• [Dataset records]:
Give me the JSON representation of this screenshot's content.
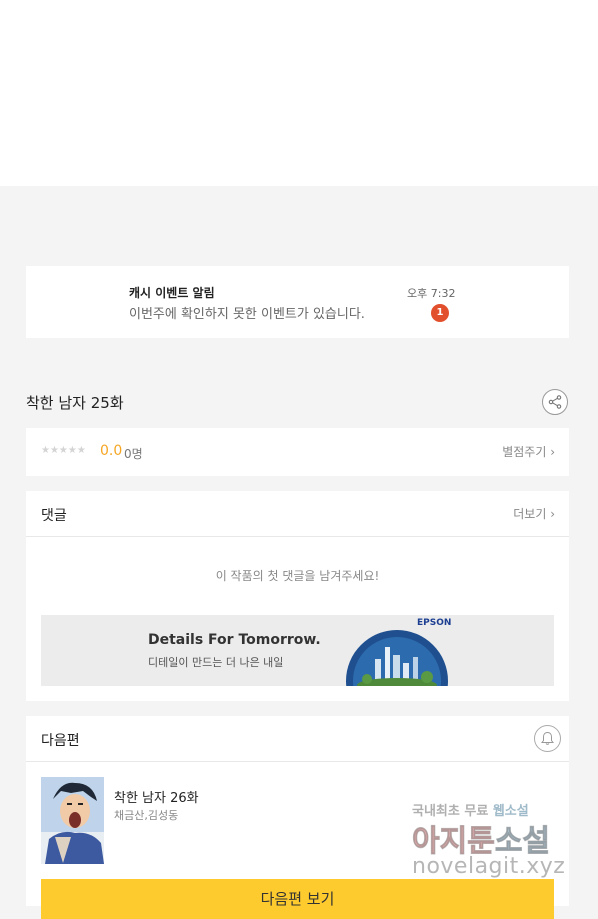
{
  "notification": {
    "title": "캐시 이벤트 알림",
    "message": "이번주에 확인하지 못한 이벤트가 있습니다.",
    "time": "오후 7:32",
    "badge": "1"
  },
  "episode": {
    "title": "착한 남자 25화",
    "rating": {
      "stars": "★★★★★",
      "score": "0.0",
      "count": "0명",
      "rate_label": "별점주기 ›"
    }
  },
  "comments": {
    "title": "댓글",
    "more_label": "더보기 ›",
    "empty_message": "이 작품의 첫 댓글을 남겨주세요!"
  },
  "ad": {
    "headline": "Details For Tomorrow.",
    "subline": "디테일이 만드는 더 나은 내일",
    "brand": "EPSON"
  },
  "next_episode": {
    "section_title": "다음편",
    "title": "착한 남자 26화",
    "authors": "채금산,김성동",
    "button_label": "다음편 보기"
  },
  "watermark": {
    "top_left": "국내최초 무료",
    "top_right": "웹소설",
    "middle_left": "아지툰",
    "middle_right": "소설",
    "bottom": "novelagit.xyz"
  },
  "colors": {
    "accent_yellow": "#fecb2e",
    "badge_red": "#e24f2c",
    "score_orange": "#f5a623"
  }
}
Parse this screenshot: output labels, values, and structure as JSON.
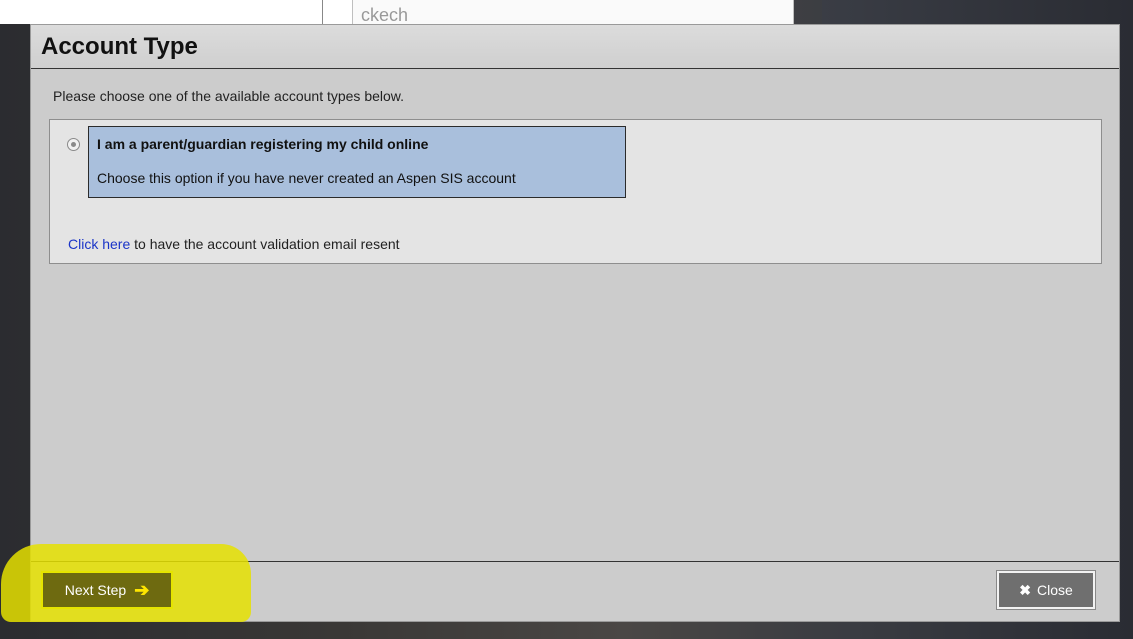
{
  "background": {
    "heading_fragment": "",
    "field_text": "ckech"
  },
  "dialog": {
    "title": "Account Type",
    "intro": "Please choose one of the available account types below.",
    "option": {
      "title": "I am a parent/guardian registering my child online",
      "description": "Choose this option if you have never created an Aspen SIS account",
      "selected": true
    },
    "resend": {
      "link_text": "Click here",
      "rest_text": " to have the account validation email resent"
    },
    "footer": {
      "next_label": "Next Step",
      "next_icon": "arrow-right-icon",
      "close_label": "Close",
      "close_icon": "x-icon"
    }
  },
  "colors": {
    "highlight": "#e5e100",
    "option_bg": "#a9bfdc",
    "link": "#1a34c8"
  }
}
--
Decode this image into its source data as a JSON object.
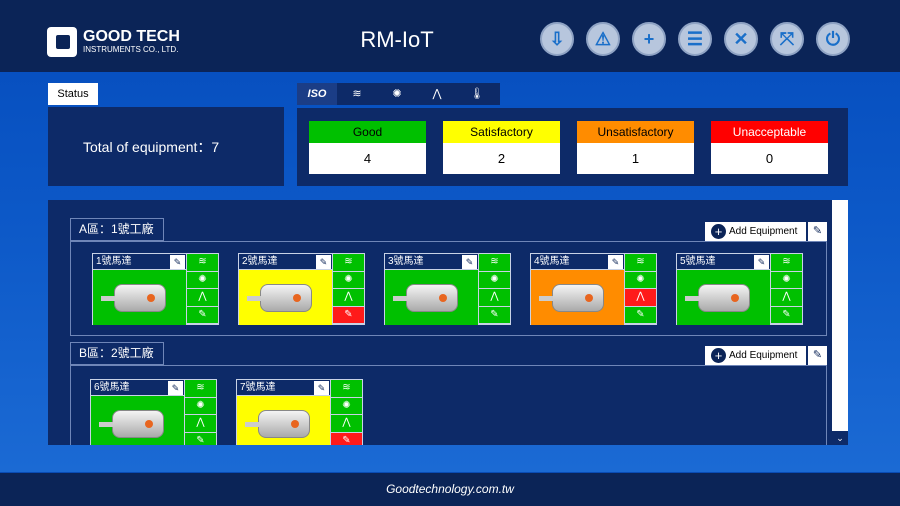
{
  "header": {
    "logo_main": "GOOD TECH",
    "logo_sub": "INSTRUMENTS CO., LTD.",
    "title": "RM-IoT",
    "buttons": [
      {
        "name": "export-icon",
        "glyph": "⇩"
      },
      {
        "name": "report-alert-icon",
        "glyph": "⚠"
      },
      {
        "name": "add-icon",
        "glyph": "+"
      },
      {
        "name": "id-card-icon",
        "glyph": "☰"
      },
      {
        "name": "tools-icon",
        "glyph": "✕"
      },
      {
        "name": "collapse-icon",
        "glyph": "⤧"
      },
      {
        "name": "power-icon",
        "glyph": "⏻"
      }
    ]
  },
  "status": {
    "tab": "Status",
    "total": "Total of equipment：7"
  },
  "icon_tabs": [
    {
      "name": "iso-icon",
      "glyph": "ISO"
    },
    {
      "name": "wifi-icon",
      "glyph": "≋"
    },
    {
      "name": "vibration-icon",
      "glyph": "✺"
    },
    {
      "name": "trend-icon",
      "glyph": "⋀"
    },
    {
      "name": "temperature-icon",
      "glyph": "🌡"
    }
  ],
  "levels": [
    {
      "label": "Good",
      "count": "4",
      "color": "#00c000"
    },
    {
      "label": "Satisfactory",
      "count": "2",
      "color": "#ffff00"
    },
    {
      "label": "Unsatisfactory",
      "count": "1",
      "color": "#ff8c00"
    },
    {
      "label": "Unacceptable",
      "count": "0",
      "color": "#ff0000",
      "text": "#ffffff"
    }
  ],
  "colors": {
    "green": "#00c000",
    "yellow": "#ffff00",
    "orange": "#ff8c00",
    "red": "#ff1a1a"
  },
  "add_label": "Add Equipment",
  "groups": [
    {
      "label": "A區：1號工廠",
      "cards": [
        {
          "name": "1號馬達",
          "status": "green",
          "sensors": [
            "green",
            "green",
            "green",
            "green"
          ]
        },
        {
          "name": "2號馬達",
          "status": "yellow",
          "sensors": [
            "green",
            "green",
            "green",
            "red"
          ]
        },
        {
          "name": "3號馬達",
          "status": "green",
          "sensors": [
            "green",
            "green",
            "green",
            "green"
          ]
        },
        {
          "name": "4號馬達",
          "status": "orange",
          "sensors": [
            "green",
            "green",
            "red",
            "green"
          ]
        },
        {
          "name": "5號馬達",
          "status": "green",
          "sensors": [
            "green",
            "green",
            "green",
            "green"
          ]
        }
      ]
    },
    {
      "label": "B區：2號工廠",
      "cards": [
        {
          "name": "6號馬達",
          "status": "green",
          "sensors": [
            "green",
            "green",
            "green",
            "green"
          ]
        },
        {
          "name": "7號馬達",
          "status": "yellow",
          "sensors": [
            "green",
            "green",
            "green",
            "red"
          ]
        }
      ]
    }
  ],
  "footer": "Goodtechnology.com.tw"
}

• [What this task involves]: The lines to collect are those holding the string "footer"; copy them all.

• [Correct response]:
    "footer": {
  "footer": "Goodtechnology.com.tw"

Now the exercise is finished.